MATERIAL TO PROCESS

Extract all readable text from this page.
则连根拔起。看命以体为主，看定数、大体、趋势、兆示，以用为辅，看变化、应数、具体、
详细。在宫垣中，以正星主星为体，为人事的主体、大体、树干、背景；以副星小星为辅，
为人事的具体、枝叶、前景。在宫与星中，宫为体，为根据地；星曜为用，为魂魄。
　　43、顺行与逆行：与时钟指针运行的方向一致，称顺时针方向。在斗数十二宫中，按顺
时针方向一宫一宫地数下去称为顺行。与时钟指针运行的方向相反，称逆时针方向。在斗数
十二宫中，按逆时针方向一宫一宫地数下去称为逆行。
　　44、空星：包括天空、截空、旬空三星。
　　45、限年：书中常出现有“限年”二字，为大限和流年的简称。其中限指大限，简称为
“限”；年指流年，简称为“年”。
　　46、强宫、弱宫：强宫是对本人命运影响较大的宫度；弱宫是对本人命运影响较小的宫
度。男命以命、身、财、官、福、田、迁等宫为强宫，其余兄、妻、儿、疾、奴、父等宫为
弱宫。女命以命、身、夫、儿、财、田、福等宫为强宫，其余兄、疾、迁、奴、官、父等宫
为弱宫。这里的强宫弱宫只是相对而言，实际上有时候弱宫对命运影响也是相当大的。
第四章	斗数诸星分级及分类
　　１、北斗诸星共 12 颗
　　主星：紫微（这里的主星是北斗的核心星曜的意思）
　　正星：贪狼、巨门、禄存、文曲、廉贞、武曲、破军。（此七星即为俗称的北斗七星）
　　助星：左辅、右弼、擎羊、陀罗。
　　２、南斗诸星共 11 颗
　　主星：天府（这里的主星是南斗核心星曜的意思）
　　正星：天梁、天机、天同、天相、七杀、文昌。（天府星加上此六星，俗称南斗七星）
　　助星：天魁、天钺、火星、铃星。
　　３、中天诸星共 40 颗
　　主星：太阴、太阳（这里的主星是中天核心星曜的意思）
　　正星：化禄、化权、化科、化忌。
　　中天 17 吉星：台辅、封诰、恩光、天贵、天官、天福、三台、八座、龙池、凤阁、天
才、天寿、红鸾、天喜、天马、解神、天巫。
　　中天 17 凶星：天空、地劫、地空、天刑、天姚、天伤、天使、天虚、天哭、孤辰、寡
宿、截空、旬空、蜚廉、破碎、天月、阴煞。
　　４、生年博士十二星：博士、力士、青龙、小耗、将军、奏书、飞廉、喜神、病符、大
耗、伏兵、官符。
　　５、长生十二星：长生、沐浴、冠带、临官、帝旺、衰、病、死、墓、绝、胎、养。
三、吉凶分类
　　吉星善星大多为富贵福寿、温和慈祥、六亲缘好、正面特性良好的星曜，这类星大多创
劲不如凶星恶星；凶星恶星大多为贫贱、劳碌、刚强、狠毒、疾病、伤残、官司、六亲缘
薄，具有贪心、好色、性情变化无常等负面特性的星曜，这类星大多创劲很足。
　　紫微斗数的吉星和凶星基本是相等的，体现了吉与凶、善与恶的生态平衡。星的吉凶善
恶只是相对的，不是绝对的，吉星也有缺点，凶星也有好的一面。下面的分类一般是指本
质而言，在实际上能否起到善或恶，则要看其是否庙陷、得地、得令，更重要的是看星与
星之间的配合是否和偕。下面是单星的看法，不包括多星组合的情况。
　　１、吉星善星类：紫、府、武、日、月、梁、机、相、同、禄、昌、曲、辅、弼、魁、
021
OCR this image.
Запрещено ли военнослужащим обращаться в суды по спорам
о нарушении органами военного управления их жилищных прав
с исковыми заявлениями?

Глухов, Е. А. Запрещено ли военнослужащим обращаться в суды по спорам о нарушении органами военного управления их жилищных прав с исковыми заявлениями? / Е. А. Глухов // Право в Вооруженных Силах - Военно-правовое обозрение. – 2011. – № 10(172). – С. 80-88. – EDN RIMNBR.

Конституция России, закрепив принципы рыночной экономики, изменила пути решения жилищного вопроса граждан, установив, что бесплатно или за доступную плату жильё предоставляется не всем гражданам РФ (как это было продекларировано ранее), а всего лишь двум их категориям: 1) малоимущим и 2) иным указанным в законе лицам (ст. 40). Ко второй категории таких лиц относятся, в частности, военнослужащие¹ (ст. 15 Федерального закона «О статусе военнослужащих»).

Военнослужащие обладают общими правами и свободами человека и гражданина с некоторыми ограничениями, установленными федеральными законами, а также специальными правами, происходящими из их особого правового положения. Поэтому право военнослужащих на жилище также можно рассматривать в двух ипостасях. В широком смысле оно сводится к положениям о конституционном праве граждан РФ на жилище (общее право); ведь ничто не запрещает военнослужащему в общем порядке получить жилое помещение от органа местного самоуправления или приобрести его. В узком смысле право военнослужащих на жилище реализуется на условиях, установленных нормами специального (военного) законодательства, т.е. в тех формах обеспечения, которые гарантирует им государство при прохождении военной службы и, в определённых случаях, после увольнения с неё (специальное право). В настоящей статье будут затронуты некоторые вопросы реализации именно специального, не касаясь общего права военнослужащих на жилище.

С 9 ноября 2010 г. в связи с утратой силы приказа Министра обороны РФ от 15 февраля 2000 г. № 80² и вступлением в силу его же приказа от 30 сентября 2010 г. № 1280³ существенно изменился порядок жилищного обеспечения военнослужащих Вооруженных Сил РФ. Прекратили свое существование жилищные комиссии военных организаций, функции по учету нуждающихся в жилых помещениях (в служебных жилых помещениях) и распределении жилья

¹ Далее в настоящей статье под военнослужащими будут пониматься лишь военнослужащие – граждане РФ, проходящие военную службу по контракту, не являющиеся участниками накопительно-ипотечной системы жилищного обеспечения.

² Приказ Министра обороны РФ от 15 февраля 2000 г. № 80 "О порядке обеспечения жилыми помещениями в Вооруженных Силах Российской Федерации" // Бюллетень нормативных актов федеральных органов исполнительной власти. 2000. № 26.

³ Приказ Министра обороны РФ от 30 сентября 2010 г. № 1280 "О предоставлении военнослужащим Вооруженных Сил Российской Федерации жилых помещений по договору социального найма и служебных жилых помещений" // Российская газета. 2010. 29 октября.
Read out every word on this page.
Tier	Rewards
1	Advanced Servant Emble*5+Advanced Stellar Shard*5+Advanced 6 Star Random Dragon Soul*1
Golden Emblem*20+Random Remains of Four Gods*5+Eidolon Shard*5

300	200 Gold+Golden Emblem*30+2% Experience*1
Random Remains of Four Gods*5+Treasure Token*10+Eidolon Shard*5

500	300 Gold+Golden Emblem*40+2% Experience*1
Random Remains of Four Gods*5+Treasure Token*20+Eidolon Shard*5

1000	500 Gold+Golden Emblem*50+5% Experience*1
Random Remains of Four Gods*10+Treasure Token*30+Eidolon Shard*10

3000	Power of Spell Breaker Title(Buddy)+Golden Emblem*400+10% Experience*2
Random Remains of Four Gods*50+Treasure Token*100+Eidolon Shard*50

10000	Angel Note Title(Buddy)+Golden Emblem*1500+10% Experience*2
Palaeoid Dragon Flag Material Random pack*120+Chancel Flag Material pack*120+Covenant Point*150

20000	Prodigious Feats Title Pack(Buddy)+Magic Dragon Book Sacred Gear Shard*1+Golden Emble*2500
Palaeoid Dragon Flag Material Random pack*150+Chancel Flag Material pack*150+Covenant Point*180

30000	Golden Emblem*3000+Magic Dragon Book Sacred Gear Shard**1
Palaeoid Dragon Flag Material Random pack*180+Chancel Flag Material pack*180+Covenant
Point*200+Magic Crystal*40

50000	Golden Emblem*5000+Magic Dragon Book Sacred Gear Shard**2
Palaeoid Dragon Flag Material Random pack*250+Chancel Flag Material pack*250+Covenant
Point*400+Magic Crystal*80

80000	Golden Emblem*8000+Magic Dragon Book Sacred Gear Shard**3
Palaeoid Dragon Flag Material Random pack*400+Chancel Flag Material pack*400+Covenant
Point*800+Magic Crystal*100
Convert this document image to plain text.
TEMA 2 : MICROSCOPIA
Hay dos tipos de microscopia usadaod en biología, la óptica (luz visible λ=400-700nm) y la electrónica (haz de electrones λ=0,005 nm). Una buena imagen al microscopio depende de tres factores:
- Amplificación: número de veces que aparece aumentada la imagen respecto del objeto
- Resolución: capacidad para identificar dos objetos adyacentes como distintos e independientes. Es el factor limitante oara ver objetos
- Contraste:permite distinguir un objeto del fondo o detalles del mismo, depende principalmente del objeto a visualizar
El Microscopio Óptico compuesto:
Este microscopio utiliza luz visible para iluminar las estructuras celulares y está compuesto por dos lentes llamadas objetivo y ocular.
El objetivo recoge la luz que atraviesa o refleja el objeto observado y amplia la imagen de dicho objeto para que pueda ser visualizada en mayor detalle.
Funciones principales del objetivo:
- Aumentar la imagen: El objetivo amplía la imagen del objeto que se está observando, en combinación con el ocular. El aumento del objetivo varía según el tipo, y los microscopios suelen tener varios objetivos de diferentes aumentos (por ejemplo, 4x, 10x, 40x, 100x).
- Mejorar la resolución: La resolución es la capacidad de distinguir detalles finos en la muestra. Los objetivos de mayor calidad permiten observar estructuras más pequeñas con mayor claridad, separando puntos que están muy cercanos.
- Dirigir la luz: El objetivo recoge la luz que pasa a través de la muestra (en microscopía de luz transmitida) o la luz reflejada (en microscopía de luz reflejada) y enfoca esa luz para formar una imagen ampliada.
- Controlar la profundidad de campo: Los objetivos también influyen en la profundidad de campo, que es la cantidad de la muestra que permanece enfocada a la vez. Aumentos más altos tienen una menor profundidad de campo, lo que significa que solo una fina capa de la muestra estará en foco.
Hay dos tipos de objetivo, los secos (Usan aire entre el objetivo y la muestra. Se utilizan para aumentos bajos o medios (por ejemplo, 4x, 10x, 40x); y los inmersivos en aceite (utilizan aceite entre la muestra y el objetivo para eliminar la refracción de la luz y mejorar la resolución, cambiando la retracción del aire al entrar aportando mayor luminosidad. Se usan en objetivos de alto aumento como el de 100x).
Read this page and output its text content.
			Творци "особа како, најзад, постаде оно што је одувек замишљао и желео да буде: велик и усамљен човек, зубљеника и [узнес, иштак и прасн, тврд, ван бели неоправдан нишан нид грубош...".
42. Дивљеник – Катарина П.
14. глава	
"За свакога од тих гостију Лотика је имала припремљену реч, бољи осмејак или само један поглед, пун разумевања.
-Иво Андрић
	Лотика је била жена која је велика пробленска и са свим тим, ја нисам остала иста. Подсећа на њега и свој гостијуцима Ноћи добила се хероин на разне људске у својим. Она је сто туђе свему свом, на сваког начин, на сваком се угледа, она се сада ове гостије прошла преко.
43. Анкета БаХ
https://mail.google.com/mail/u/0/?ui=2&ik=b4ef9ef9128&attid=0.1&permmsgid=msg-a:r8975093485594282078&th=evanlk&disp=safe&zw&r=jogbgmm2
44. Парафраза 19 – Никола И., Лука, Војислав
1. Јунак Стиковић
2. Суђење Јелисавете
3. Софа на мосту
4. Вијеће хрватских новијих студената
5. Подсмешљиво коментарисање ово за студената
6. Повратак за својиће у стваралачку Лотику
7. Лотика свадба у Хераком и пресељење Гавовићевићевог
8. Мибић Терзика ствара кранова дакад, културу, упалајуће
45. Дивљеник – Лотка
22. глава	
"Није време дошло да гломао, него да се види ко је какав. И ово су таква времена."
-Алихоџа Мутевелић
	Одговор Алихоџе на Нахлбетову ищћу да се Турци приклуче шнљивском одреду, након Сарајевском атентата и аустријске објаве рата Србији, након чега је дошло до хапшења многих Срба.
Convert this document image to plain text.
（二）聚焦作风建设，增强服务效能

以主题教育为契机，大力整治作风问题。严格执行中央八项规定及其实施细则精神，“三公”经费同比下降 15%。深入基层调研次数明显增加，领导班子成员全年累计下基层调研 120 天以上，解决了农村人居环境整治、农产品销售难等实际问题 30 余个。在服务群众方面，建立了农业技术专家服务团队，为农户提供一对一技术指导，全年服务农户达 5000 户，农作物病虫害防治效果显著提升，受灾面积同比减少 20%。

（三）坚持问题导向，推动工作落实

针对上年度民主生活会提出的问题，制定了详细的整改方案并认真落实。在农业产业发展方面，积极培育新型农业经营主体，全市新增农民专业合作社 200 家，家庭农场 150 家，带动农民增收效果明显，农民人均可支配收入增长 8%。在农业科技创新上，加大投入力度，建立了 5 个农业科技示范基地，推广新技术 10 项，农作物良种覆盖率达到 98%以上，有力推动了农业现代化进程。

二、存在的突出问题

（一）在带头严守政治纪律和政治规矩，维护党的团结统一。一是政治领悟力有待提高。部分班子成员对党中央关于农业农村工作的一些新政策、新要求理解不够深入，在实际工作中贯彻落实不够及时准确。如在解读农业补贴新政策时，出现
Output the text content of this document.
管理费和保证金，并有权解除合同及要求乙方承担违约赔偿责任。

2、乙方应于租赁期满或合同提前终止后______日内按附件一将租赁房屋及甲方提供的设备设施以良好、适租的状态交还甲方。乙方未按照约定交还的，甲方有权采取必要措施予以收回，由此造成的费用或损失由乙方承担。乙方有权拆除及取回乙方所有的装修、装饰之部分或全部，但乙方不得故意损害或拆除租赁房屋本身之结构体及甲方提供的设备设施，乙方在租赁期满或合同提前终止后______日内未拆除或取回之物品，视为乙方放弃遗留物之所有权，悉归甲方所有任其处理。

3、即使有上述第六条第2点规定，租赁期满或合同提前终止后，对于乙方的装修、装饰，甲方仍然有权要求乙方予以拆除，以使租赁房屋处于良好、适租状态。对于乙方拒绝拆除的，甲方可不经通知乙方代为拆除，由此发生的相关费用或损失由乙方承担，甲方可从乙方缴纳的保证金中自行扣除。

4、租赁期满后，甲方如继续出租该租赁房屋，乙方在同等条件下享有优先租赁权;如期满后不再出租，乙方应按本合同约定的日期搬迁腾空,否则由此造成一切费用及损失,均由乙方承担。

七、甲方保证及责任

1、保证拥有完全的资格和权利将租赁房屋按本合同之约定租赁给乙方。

REQUEST
List every line in the records above that contains the word "Remains".

EXERCISE ANSWER
Golden Emblem*20+Random Remains of Four Gods*5+Eidolon Shard*5
Random Remains of Four Gods*5+Treasure Token*10+Eidolon Shard*5
Random Remains of Four Gods*5+Treasure Token*20+Eidolon Shard*5
Random Remains of Four Gods*10+Treasure Token*30+Eidolon Shard*10
Random Remains of Four Gods*50+Treasure Token*100+Eidolon Shard*50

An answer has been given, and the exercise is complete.